---------- DATASET RECORDS ----------

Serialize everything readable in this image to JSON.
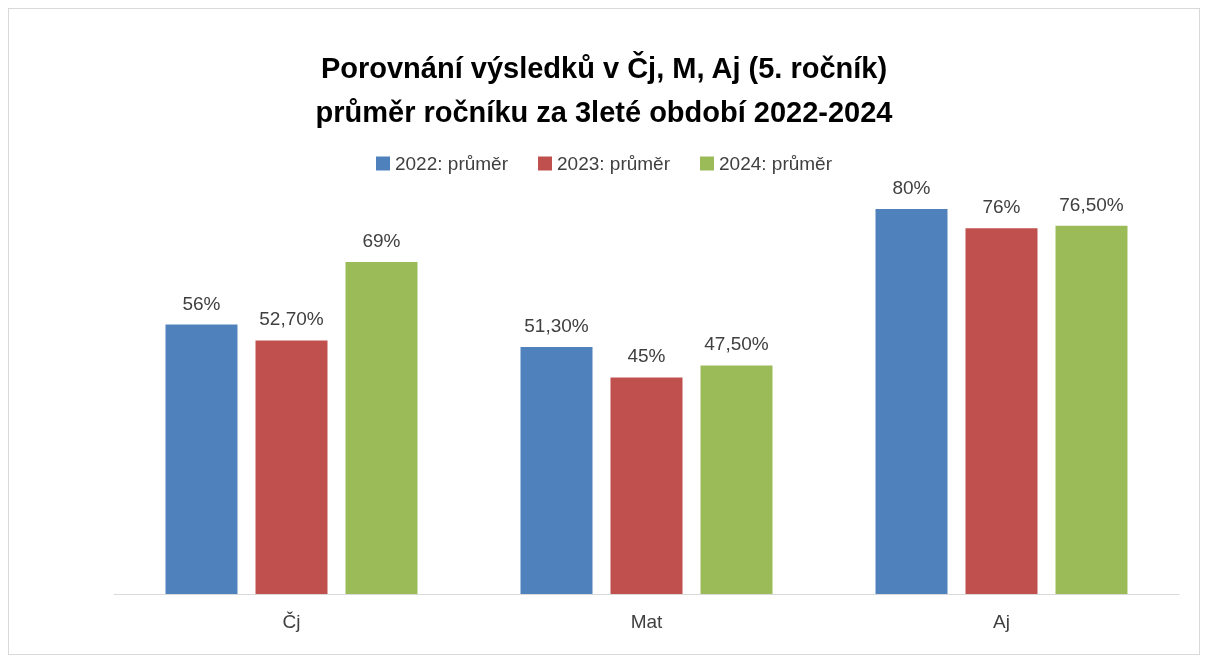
{
  "chart_data": {
    "type": "bar",
    "title": "Porovnání výsledků v Čj, M, Aj (5. ročník)\nprůměr ročníku za 3leté období 2022-2024",
    "categories": [
      "Čj",
      "Mat",
      "Aj"
    ],
    "series": [
      {
        "name": "2022: průměr",
        "color": "#4f81bd",
        "values": [
          56,
          51.3,
          80
        ],
        "value_labels": [
          "56%",
          "51,30%",
          "80%"
        ]
      },
      {
        "name": "2023: průměr",
        "color": "#c0504d",
        "values": [
          52.7,
          45,
          76
        ],
        "value_labels": [
          "52,70%",
          "45%",
          "76%"
        ]
      },
      {
        "name": "2024: průměr",
        "color": "#9bbb59",
        "values": [
          69,
          47.5,
          76.5
        ],
        "value_labels": [
          "69%",
          "47,50%",
          "76,50%"
        ]
      }
    ],
    "legend": "top"
  }
}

----------

**GIVEN PROBLEM:** Copy out each record shown above without alteration, skipping any picture.

**OUTPUT FOR THIS EXERCISE:**
Serialize everything readable in this image to JSON.
{
  "chart_data": {
    "type": "bar",
    "title": "Porovnání výsledků v Čj, M, Aj (5. ročník)\nprůměr ročníku za 3leté období 2022-2024",
    "categories": [
      "Čj",
      "Mat",
      "Aj"
    ],
    "series": [
      {
        "name": "2022: průměr",
        "color": "#4f81bd",
        "values": [
          56,
          51.3,
          80
        ],
        "value_labels": [
          "56%",
          "51,30%",
          "80%"
        ]
      },
      {
        "name": "2023: průměr",
        "color": "#c0504d",
        "values": [
          52.7,
          45,
          76
        ],
        "value_labels": [
          "52,70%",
          "45%",
          "76%"
        ]
      },
      {
        "name": "2024: průměr",
        "color": "#9bbb59",
        "values": [
          69,
          47.5,
          76.5
        ],
        "value_labels": [
          "69%",
          "47,50%",
          "76,50%"
        ]
      }
    ],
    "legend": "top"
  }
}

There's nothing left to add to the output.